### PROBLEM REQUIREMENTS:
Your task is to repeat the entries underneath exactly, minus the pictures.

### SUPPLIED ENTRIES:
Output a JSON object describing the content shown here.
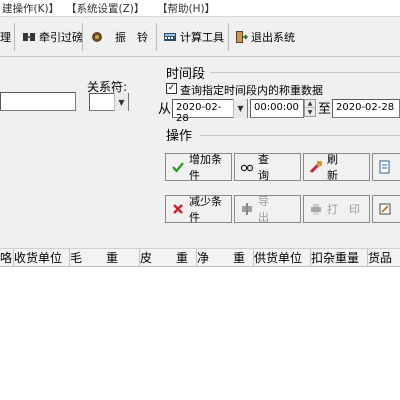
{
  "menu": {
    "items": [
      {
        "label": "建操作(K)】"
      },
      {
        "label": "【系统设置(Z)】"
      },
      {
        "label": "【帮助(H)】"
      }
    ]
  },
  "toolbar": {
    "buttons": [
      {
        "label": "理",
        "icon": "document-icon"
      },
      {
        "label": "牵引过磅",
        "icon": "traction-icon"
      },
      {
        "label": "振　铃",
        "icon": "bell-icon"
      },
      {
        "label": "计算工具",
        "icon": "calculator-icon"
      },
      {
        "label": "退出系统",
        "icon": "exit-icon"
      }
    ]
  },
  "form": {
    "relation_label": "关系符:",
    "relation_value": "",
    "left_input_value": ""
  },
  "time_range": {
    "title": "时间段",
    "checkbox_label": "查询指定时间段内的称重数据",
    "checked": true,
    "from_label": "从",
    "to_label": "至",
    "from_date": "2020-02-28",
    "from_time": "00:00:00",
    "to_date": "2020-02-28"
  },
  "operations": {
    "title": "操作",
    "buttons": [
      {
        "label": "增加条件",
        "icon": "check-icon",
        "enabled": true
      },
      {
        "label": "查　　询",
        "icon": "glasses-icon",
        "enabled": true
      },
      {
        "label": "刷　　新",
        "icon": "refresh-icon",
        "enabled": true
      },
      {
        "label": "",
        "icon": "edit-doc-icon",
        "enabled": true
      },
      {
        "label": "减少条件",
        "icon": "cross-icon",
        "enabled": true
      },
      {
        "label": "导　　出",
        "icon": "export-icon",
        "enabled": false
      },
      {
        "label": "打　印",
        "icon": "print-icon",
        "enabled": false
      },
      {
        "label": "",
        "icon": "edit-icon",
        "enabled": true
      }
    ]
  },
  "grid": {
    "columns": [
      "咯",
      "收货单位",
      "毛　　重",
      "皮　　重",
      "净　　重",
      "供货单位",
      "扣杂重量",
      "货品"
    ],
    "rows": []
  },
  "colors": {
    "accent_green": "#2a9a2a",
    "accent_red": "#d42020"
  }
}
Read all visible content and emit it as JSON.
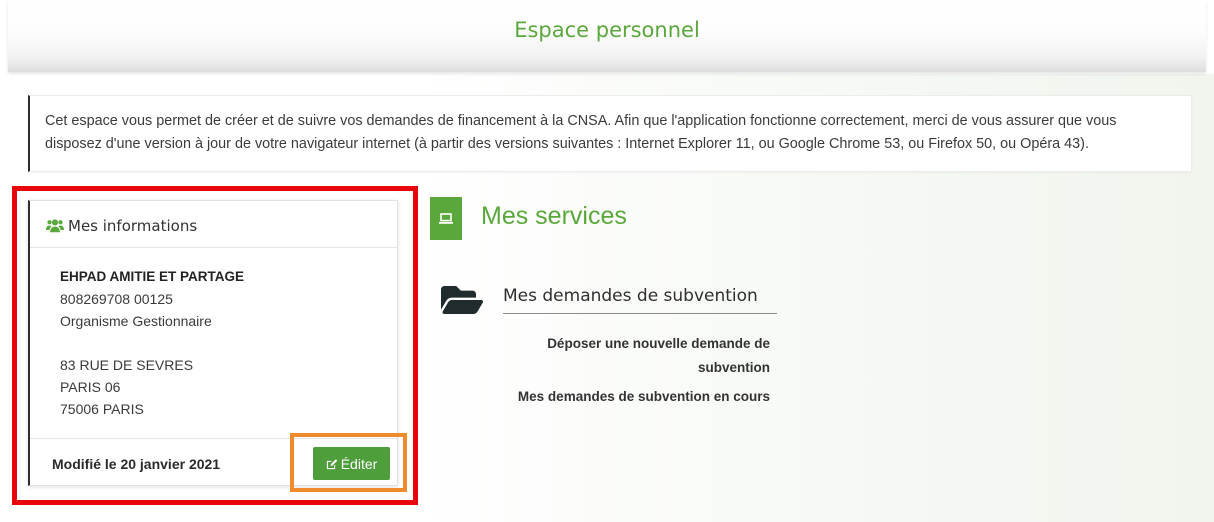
{
  "header": {
    "title": "Espace personnel"
  },
  "intro": {
    "lines": [
      "Cet espace vous permet de créer et de suivre vos demandes de financement à la CNSA. Afin que l'application fonctionne correctement, merci de vous assurer que vous",
      "disposez d'une version à jour de votre navigateur internet (à partir des versions suivantes : Internet Explorer 11, ou Google Chrome 53, ou Firefox 50, ou Opéra 43)."
    ]
  },
  "info_card": {
    "icon": "users-icon",
    "title": "Mes informations",
    "org_name": "EHPAD AMITIE ET PARTAGE",
    "siret": "808269708 00125",
    "org_type": "Organisme Gestionnaire",
    "address_lines": [
      "83 RUE DE SEVRES",
      "PARIS 06",
      "75006 PARIS"
    ],
    "modified_label": "Modifié le 20 janvier 2021",
    "edit_button": {
      "icon": "edit-icon",
      "label": "Éditer"
    }
  },
  "services": {
    "icon": "laptop-icon",
    "title": "Mes services",
    "groups": [
      {
        "icon": "folder-open-icon",
        "title": "Mes demandes de subvention",
        "links": [
          "Déposer une nouvelle demande de subvention",
          "Mes demandes de subvention en cours"
        ]
      }
    ]
  },
  "annotations": {
    "card_highlight_color": "#e8060c",
    "button_highlight_color": "#ee8b2d"
  },
  "theme": {
    "accent": "#5aa83b",
    "button_green": "#4e9f3c",
    "folder_color": "#1f2b2c",
    "text": "#333333"
  }
}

### SOLUTION TO THE PROBLEM:
Output a JSON object describing the content shown here.
{
  "menu": {
    "items": [
      {
        "label": "建操作(K)】"
      },
      {
        "label": "【系统设置(Z)】"
      },
      {
        "label": "【帮助(H)】"
      }
    ]
  },
  "toolbar": {
    "buttons": [
      {
        "label": "理",
        "icon": "document-icon"
      },
      {
        "label": "牵引过磅",
        "icon": "traction-icon"
      },
      {
        "label": "振　铃",
        "icon": "bell-icon"
      },
      {
        "label": "计算工具",
        "icon": "calculator-icon"
      },
      {
        "label": "退出系统",
        "icon": "exit-icon"
      }
    ]
  },
  "form": {
    "relation_label": "关系符:",
    "relation_value": "",
    "left_input_value": ""
  },
  "time_range": {
    "title": "时间段",
    "checkbox_label": "查询指定时间段内的称重数据",
    "checked": true,
    "from_label": "从",
    "to_label": "至",
    "from_date": "2020-02-28",
    "from_time": "00:00:00",
    "to_date": "2020-02-28"
  },
  "operations": {
    "title": "操作",
    "buttons": [
      {
        "label": "增加条件",
        "icon": "check-icon",
        "enabled": true
      },
      {
        "label": "查　　询",
        "icon": "glasses-icon",
        "enabled": true
      },
      {
        "label": "刷　　新",
        "icon": "refresh-icon",
        "enabled": true
      },
      {
        "label": "",
        "icon": "edit-doc-icon",
        "enabled": true
      },
      {
        "label": "减少条件",
        "icon": "cross-icon",
        "enabled": true
      },
      {
        "label": "导　　出",
        "icon": "export-icon",
        "enabled": false
      },
      {
        "label": "打　印",
        "icon": "print-icon",
        "enabled": false
      },
      {
        "label": "",
        "icon": "edit-icon",
        "enabled": true
      }
    ]
  },
  "grid": {
    "columns": [
      "咯",
      "收货单位",
      "毛　　重",
      "皮　　重",
      "净　　重",
      "供货单位",
      "扣杂重量",
      "货品"
    ],
    "rows": []
  },
  "colors": {
    "accent_green": "#2a9a2a",
    "accent_red": "#d42020"
  }
}
Read all visible content and emit it as JSON.
{
  "header": {
    "title": "Espace personnel"
  },
  "intro": {
    "lines": [
      "Cet espace vous permet de créer et de suivre vos demandes de financement à la CNSA. Afin que l'application fonctionne correctement, merci de vous assurer que vous",
      "disposez d'une version à jour de votre navigateur internet (à partir des versions suivantes : Internet Explorer 11, ou Google Chrome 53, ou Firefox 50, ou Opéra 43)."
    ]
  },
  "info_card": {
    "icon": "users-icon",
    "title": "Mes informations",
    "org_name": "EHPAD AMITIE ET PARTAGE",
    "siret": "808269708 00125",
    "org_type": "Organisme Gestionnaire",
    "address_lines": [
      "83 RUE DE SEVRES",
      "PARIS 06",
      "75006 PARIS"
    ],
    "modified_label": "Modifié le 20 janvier 2021",
    "edit_button": {
      "icon": "edit-icon",
      "label": "Éditer"
    }
  },
  "services": {
    "icon": "laptop-icon",
    "title": "Mes services",
    "groups": [
      {
        "icon": "folder-open-icon",
        "title": "Mes demandes de subvention",
        "links": [
          "Déposer une nouvelle demande de subvention",
          "Mes demandes de subvention en cours"
        ]
      }
    ]
  },
  "annotations": {
    "card_highlight_color": "#e8060c",
    "button_highlight_color": "#ee8b2d"
  },
  "theme": {
    "accent": "#5aa83b",
    "button_green": "#4e9f3c",
    "folder_color": "#1f2b2c",
    "text": "#333333"
  }
}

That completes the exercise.